* START *

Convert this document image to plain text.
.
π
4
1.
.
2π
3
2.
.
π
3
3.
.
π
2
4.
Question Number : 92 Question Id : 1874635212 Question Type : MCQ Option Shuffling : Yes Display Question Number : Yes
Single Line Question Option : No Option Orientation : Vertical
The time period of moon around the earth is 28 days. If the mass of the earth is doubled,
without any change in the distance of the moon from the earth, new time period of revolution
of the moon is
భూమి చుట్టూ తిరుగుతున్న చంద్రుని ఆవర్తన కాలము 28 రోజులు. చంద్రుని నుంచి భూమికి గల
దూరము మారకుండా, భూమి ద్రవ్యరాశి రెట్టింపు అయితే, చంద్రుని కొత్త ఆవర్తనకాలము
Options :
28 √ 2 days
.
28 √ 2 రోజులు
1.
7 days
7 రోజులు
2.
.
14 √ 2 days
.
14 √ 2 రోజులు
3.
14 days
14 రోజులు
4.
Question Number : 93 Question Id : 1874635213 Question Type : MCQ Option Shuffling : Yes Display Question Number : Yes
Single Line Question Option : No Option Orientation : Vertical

* END *

Where a line above holds the string "Display", show that line.

Question Number : 92 Question Id : 1874635212 Question Type : MCQ Option Shuffling : Yes Display Question Number : Yes
Question Number : 93 Question Id : 1874635213 Question Type : MCQ Option Shuffling : Yes Display Question Number : Yes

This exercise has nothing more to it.